- Task brief
Work through the data line by line, gathering every line that has the word "Оборотно".

- Supplied material

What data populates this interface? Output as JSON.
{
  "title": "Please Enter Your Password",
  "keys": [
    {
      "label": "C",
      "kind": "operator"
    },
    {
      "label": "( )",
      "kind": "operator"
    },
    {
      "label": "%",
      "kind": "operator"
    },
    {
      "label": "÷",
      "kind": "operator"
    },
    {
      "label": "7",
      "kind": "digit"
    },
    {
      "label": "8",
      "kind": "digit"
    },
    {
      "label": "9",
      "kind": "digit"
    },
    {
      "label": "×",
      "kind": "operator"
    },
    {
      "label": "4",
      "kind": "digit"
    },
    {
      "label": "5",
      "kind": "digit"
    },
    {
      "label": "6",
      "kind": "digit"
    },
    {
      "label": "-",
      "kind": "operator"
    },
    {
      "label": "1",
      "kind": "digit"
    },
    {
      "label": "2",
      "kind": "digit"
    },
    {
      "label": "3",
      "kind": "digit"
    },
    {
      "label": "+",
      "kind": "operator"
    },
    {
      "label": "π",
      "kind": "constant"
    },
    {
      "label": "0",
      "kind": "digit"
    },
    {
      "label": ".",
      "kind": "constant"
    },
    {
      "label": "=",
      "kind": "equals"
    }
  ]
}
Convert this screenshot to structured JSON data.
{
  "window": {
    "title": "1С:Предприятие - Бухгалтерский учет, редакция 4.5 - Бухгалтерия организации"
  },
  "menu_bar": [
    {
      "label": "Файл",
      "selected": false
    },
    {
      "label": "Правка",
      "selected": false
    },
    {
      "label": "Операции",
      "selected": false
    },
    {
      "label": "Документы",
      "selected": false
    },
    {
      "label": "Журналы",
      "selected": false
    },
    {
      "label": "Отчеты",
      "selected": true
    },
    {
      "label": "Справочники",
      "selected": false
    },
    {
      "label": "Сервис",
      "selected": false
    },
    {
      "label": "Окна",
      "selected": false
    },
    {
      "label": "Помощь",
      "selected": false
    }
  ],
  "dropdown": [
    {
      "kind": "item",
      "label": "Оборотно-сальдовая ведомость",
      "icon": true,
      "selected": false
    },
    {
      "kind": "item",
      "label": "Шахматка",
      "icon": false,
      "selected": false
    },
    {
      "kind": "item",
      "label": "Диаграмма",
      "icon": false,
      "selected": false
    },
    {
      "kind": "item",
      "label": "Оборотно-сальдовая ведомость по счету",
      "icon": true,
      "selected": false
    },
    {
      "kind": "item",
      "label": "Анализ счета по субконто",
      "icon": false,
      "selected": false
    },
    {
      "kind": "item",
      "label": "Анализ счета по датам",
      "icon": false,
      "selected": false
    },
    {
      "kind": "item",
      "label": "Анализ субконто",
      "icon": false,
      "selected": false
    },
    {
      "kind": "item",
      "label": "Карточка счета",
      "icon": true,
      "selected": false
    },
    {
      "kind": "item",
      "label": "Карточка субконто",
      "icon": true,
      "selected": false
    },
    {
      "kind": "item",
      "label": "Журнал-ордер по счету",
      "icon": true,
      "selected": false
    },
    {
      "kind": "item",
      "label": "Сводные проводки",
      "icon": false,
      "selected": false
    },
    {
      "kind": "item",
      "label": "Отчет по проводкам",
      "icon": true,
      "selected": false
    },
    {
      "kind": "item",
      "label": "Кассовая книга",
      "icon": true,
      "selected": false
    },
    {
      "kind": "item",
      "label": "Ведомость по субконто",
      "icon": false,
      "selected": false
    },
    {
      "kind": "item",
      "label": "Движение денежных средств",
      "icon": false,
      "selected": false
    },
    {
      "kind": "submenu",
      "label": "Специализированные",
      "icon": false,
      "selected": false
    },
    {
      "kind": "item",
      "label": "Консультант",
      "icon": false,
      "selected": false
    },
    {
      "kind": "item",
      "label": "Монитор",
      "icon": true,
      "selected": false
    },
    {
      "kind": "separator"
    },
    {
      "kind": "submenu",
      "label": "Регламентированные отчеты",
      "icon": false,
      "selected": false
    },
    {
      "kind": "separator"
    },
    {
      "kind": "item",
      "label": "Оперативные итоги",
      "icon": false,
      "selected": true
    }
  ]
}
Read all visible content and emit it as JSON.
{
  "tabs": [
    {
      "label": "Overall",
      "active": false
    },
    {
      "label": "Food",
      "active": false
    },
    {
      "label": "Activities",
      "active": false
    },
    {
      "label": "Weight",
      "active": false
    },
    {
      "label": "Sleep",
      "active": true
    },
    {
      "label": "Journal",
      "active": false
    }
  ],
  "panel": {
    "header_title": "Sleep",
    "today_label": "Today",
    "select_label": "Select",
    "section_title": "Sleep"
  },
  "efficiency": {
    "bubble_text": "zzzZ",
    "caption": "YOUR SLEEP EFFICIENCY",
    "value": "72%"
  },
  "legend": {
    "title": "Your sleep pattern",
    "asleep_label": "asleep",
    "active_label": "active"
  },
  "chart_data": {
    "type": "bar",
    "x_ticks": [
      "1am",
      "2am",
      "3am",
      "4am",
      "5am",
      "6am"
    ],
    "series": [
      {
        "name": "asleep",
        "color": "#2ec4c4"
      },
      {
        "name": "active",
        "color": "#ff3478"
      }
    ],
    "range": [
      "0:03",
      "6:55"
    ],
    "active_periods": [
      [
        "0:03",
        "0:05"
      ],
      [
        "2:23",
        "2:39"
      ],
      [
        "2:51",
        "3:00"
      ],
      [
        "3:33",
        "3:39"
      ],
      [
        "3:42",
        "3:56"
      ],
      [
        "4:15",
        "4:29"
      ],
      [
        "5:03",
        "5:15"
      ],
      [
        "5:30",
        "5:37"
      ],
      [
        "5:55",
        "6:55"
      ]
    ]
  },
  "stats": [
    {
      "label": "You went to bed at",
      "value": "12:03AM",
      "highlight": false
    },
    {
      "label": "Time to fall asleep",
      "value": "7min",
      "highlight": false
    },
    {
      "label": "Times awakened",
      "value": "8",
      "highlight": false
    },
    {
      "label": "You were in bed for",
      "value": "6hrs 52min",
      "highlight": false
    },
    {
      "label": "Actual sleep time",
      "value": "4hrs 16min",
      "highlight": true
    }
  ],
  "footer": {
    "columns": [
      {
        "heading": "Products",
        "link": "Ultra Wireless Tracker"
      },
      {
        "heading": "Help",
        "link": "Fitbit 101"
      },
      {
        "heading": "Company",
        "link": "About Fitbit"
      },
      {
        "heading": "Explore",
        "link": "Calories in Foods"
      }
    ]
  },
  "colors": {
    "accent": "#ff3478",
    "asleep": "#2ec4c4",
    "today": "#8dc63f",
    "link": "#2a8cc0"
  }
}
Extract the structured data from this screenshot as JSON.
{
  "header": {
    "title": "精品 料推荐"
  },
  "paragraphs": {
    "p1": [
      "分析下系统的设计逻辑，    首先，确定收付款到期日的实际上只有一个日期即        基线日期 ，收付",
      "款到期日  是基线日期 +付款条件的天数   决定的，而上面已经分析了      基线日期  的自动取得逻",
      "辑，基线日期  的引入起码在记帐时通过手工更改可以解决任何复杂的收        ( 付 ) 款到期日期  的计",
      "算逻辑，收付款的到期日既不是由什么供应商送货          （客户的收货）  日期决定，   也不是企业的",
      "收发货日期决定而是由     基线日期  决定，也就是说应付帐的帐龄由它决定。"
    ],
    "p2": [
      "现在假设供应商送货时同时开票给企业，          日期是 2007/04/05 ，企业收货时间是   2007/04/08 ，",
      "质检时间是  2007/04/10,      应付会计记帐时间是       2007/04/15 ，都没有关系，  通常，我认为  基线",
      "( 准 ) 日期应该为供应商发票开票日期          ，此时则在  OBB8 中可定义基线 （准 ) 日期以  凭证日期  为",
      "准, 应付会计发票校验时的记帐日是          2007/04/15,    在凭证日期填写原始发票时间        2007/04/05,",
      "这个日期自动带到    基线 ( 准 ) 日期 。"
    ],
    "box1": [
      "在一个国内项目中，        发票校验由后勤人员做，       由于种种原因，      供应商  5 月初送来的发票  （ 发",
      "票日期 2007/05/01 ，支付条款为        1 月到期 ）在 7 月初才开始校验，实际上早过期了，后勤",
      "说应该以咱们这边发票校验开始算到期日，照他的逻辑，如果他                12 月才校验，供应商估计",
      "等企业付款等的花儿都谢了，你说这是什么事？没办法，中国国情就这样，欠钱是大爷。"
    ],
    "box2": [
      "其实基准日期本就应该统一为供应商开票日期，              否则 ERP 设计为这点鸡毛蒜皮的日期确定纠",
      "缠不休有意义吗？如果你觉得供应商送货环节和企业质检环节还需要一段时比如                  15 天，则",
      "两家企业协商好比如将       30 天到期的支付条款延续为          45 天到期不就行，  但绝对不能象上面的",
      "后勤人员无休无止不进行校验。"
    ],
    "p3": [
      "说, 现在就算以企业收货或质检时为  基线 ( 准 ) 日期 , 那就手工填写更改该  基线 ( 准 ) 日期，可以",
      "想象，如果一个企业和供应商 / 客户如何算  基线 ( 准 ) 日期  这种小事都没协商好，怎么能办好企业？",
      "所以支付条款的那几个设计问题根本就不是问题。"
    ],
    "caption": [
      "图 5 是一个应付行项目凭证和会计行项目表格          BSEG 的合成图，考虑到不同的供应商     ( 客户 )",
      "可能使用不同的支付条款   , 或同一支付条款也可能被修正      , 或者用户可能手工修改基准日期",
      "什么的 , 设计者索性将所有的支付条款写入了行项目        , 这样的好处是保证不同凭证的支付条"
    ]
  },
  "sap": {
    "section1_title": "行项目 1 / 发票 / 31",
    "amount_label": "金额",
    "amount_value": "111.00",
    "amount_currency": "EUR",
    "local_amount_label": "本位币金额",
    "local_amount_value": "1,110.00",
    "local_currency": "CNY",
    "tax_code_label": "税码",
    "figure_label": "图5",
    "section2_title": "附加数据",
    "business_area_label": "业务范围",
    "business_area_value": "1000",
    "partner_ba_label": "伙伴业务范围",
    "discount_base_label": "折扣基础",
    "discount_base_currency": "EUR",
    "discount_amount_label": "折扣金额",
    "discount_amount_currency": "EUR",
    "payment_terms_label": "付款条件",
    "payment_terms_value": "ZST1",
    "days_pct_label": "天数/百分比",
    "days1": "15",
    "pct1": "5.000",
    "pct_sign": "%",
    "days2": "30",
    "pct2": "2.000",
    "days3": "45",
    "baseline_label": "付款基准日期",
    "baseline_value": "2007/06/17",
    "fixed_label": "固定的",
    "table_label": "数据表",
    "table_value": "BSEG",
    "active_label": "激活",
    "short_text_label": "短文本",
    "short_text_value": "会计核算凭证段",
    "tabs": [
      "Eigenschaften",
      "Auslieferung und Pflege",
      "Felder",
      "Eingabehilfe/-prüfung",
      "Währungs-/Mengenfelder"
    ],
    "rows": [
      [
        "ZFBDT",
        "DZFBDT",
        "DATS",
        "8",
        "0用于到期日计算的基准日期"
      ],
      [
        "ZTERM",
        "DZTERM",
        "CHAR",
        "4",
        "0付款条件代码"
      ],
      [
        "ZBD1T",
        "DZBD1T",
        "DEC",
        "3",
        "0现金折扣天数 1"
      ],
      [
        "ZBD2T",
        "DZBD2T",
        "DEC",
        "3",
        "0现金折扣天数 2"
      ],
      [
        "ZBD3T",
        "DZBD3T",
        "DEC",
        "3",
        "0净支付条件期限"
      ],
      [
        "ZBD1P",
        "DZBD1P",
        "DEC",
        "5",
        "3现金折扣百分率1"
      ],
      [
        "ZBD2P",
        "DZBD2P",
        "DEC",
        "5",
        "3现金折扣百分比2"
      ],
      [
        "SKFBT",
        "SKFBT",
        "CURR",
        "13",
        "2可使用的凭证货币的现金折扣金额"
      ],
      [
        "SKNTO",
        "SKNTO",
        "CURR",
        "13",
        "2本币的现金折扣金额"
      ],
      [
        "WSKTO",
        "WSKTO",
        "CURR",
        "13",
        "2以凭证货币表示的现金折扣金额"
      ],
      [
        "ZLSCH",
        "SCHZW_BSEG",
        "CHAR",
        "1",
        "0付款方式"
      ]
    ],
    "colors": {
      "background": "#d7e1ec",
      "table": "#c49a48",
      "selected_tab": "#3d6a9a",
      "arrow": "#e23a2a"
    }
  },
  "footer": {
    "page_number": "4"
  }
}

- Problem solution
      "label": "Оборотно-сальдовая ведомость",
      "label": "Оборотно-сальдовая ведомость по счету",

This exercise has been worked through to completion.